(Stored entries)
==*==

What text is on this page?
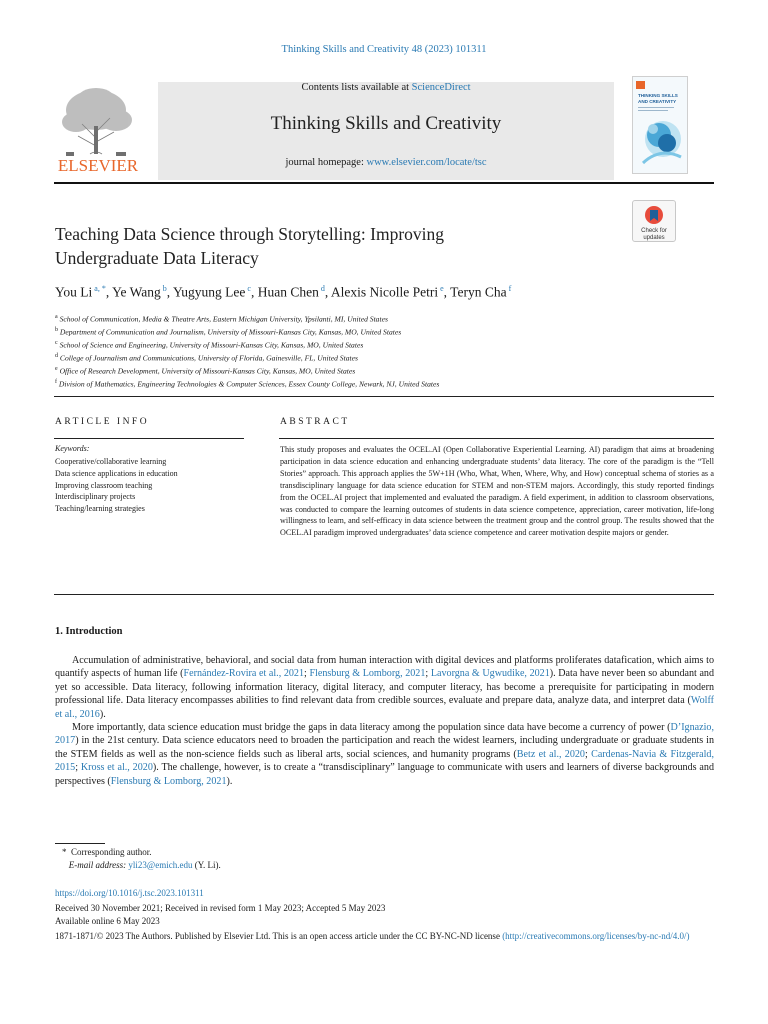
Thinking Skills and Creativity 48 (2023) 101311
Contents lists available at ScienceDirect
Thinking Skills and Creativity
journal homepage: www.elsevier.com/locate/tsc
ELSEVIER
THINKING SKILLS
AND CREATIVITY
Check for
updates
Teaching Data Science through Storytelling: Improving
Undergraduate Data Literacy
You Li $^{a, *}$, Ye Wang $^b$, Yugyung Lee $^c$, Huan Chen $^d$, Alexis Nicolle Petri $^e$, Teryn Cha $^f$
$^a$ School of Communication, Media & Theatre Arts, Eastern Michigan University, Ypsilanti, MI, United States
$^b$ Department of Communication and Journalism, University of Missouri-Kansas City, Kansas, MO, United States
$^c$ School of Science and Engineering, University of Missouri-Kansas City, Kansas, MO, United States
$^d$ College of Journalism and Communications, University of Florida, Gainesville, FL, United States
$^e$ Office of Research Development, University of Missouri-Kansas City, Kansas, MO, United States
$^f$ Division of Mathematics, Engineering Technologies & Computer Sciences, Essex County College, Newark, NJ, United States
ARTICLE INFO
Keywords:
Cooperative/collaborative learning
Data science applications in education
Improving classroom teaching
Interdisciplinary projects
Teaching/learning strategies
ABSTRACT
This study proposes and evaluates the OCEL.AI (Open Collaborative Experiential Learning. AI) paradigm that aims at broadening participation in data science education and enhancing undergraduate students’ data literacy. The core of the paradigm is the “Tell Stories” approach. This approach applies the 5W+1H (Who, What, When, Where, Why, and How) conceptual schema of stories as a transdisciplinary language for data science education for STEM and non-STEM majors. Accordingly, this study reported findings from the OCEL.AI project that implemented and evaluated the paradigm. A field experiment, in addition to classroom observations, was conducted to compare the learning outcomes of students in data science competence, appreciation, career motivation, life-long willingness to learn, and self-efficacy in data science between the treatment group and the control group. The results showed that the OCEL.AI paradigm improved undergraduates’ data science competence and career motivation despite majors or gender.
1. Introduction

Accumulation of administrative, behavioral, and social data from human interaction with digital devices and platforms proliferates datafication, which aims to quantify aspects of human life (Fernández-Rovira et al., 2021; Flensburg & Lomborg, 2021; Lavorgna & Ugwudike, 2021). Data have never been so abundant and yet so accessible. Data literacy, following information literacy, digital literacy, and computer literacy, has become a prerequisite for participating in modern professional life. Data literacy encompasses abilities to find relevant data from credible sources, evaluate and prepare data, analyze data, and interpret data (Wolff et al., 2016).

More importantly, data science education must bridge the gaps in data literacy among the population since data have become a currency of power (D’Ignazio, 2017) in the 21st century. Data science educators need to broaden the participation and reach the widest learners, including undergraduate or graduate students in the STEM fields as well as the non-science fields such as liberal arts, social sciences, and humanity programs (Betz et al., 2020; Cardenas-Navia & Fitzgerald, 2015; Kross et al., 2020). The challenge, however, is to create a “transdisciplinary” language to communicate with users and learners of diverse backgrounds and perspectives (Flensburg & Lomborg, 2021).

*  Corresponding author.
E-mail address: yli23@emich.edu (Y. Li).
https://doi.org/10.1016/j.tsc.2023.101311
Received 30 November 2021; Received in revised form 1 May 2023; Accepted 5 May 2023
Available online 6 May 2023
1871-1871/© 2023 The Authors. Published by Elsevier Ltd. This is an open access article under the CC BY-NC-ND license (http://creativecommons.org/licenses/by-nc-nd/4.0/)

==*==

▶ _PROBLEM TO WORK ON_: Gather each line from the entries above that includes the word "classroom".

▶ _REPLY TO THE EXERCISE_:
Improving classroom teaching
This study proposes and evaluates the OCEL.AI (Open Collaborative Experiential Learning. AI) paradigm that aims at broadening participation in data science education and enhancing undergraduate students’ data literacy. The core of the paradigm is the “Tell Stories” approach. This approach applies the 5W+1H (Who, What, When, Where, Why, and How) conceptual schema of stories as a transdisciplinary language for data science education for STEM and non-STEM majors. Accordingly, this study reported findings from the OCEL.AI project that implemented and evaluated the paradigm. A field experiment, in addition to classroom observations, was conducted to compare the learning outcomes of students in data science competence, appreciation, career motivation, life-long willingness to learn, and self-efficacy in data science between the treatment group and the control group. The results showed that the OCEL.AI paradigm improved undergraduates’ data science competence and career motivation despite majors or gender.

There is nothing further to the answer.